(Saved entries)
• • •
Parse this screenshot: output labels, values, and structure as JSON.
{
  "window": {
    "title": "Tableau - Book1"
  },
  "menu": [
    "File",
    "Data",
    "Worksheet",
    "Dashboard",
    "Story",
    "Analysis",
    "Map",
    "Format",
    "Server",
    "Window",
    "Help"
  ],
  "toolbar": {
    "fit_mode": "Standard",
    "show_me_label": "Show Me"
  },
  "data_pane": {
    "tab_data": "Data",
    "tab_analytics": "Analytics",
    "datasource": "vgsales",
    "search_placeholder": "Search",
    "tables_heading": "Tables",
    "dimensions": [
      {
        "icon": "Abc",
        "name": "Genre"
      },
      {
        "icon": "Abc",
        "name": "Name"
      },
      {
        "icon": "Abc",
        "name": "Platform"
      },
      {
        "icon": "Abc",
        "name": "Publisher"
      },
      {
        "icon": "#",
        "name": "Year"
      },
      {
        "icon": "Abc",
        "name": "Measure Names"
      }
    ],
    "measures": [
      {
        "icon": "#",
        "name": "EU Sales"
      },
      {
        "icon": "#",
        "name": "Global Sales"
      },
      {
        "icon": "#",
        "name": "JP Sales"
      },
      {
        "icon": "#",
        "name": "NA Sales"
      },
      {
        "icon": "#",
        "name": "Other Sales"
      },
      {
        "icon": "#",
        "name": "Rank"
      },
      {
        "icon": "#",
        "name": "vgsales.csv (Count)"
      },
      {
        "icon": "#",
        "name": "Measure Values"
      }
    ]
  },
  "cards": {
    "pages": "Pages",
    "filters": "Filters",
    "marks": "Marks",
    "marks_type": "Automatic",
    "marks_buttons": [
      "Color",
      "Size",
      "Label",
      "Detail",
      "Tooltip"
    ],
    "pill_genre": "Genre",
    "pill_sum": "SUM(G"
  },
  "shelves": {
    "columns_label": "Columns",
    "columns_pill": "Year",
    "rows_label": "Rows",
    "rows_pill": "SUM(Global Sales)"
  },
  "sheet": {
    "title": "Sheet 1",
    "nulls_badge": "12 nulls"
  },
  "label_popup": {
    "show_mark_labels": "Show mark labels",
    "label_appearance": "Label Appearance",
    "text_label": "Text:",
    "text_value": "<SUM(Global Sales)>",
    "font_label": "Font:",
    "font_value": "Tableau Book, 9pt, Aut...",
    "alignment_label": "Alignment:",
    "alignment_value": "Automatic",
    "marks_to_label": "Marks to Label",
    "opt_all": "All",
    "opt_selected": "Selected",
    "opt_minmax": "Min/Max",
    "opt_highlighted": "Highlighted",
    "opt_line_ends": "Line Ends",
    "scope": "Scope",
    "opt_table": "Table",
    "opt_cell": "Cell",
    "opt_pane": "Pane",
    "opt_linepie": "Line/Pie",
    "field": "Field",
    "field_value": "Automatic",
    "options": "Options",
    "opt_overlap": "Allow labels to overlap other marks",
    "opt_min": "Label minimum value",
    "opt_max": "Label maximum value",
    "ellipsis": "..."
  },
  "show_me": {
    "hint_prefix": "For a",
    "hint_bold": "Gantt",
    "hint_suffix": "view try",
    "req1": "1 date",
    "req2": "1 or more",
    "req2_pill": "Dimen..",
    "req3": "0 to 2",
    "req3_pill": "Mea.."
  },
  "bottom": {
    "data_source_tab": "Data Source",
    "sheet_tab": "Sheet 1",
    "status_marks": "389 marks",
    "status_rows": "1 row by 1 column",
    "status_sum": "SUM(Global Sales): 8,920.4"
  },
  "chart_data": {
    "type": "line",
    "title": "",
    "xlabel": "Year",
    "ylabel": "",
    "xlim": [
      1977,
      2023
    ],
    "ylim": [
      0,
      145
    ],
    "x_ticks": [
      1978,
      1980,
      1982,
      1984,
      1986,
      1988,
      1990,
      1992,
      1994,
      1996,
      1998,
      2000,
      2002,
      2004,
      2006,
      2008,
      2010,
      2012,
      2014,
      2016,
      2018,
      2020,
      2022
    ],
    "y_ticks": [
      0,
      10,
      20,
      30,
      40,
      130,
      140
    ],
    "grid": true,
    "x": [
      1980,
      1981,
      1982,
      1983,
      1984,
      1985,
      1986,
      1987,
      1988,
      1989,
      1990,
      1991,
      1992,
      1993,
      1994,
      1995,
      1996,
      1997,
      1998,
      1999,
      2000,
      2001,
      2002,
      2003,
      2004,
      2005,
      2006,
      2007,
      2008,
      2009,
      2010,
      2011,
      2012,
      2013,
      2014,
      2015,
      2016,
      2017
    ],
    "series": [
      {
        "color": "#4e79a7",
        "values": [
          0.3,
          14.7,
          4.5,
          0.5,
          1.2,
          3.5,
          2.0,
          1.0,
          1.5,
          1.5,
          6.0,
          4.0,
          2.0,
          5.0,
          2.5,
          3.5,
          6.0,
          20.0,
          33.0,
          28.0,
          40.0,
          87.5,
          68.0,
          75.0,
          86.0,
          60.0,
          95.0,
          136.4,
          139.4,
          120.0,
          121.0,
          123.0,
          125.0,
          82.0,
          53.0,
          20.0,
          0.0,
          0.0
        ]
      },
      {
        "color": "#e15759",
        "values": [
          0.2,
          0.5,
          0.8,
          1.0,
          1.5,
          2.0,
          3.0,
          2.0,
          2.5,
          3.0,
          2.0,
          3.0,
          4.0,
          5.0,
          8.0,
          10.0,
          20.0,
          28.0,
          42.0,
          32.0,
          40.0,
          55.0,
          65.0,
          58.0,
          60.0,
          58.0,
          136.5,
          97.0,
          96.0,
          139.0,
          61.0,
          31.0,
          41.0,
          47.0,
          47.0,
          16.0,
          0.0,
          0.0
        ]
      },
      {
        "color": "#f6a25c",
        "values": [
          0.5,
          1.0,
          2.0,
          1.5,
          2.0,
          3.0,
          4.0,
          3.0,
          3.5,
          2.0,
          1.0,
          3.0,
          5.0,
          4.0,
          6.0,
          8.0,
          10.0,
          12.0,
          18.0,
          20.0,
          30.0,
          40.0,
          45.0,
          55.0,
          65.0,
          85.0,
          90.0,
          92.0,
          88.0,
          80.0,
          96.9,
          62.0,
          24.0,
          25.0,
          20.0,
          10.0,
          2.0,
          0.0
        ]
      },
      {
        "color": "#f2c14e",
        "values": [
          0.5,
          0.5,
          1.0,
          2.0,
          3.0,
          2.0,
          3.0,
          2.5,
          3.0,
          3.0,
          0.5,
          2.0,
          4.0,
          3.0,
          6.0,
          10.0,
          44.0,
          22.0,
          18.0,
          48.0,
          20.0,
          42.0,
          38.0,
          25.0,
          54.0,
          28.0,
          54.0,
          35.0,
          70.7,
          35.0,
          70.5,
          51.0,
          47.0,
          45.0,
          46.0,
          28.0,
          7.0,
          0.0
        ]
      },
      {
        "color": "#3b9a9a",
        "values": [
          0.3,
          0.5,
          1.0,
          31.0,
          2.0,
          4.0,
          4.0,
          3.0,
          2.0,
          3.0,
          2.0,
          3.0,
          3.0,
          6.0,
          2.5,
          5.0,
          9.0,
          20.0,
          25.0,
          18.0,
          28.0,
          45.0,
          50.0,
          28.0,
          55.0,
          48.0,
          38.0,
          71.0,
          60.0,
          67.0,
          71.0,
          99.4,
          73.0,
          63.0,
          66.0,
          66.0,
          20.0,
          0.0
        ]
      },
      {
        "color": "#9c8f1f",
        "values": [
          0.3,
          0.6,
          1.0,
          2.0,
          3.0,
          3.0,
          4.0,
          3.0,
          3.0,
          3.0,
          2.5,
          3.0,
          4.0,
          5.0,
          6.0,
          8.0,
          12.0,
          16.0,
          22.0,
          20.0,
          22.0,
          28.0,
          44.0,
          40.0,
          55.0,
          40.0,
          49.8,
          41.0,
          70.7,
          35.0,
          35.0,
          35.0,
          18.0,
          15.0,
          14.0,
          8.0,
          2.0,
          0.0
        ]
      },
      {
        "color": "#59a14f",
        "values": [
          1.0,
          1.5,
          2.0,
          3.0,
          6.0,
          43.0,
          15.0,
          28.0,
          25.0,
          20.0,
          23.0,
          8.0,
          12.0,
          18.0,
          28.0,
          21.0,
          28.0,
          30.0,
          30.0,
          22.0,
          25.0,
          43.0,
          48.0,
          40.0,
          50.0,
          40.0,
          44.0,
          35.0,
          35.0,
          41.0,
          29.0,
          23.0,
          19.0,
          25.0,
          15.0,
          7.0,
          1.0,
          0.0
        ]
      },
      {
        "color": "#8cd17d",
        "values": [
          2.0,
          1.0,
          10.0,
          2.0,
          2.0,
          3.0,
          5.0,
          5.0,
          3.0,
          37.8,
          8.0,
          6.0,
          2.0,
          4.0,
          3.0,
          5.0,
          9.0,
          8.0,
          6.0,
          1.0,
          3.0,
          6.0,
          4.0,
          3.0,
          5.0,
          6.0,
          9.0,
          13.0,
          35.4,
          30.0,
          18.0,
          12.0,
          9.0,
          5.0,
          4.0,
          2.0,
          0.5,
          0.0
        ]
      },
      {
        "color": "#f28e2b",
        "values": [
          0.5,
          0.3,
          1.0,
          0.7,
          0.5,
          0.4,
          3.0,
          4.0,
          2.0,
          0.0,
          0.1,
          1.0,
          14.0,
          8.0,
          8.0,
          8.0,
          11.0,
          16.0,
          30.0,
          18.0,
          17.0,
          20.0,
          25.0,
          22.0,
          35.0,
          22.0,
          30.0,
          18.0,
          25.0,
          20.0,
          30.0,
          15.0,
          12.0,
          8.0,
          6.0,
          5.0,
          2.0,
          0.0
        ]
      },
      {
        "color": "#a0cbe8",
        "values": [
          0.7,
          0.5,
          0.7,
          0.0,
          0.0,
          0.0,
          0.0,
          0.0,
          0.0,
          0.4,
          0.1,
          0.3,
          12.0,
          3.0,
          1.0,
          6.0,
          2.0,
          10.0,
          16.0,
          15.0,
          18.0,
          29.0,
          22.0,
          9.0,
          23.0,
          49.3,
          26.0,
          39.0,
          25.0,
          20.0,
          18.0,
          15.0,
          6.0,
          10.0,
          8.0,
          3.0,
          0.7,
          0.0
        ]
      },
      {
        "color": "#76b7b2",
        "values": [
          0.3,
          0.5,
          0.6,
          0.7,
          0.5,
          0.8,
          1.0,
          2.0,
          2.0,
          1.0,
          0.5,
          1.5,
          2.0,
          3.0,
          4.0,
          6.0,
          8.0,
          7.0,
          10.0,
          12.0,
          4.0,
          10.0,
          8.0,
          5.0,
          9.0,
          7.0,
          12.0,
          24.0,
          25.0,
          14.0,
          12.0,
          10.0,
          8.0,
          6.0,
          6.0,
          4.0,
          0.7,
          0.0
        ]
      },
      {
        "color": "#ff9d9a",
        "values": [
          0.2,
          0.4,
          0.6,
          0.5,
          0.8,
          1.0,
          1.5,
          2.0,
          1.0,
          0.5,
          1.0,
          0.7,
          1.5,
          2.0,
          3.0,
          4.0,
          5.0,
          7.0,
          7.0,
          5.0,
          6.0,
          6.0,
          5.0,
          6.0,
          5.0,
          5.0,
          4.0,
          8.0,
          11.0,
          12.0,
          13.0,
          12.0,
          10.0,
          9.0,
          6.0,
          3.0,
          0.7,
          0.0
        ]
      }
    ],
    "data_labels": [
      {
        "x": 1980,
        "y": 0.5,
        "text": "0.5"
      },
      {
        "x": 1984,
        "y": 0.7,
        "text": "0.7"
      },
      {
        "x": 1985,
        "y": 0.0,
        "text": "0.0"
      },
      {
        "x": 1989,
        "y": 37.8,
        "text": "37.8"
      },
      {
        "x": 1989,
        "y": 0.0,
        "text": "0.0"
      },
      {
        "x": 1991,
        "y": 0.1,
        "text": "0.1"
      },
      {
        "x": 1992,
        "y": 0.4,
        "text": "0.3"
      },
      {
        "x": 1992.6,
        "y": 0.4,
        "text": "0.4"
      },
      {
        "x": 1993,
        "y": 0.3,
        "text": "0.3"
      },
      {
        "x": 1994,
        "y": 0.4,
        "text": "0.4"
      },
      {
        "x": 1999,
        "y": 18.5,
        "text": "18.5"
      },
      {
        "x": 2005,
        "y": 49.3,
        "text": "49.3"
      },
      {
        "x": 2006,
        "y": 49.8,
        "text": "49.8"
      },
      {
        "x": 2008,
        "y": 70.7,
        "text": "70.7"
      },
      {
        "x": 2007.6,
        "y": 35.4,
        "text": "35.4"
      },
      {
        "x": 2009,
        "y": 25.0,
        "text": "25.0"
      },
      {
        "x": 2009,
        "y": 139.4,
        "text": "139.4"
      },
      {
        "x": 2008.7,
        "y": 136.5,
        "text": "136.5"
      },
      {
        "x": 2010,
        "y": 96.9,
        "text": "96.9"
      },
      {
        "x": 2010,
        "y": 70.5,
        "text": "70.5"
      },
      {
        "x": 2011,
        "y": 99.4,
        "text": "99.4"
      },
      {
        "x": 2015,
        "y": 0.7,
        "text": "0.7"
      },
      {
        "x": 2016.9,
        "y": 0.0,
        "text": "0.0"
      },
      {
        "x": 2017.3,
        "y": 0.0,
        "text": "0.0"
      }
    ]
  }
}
• • •
**WHAT TO DO:** Report each line in the data that holds the word "Tableau".

**SOLVED EXERCISE:**
    "title": "Tableau - Book1"
    "font_value": "Tableau Book, 9pt, Aut...",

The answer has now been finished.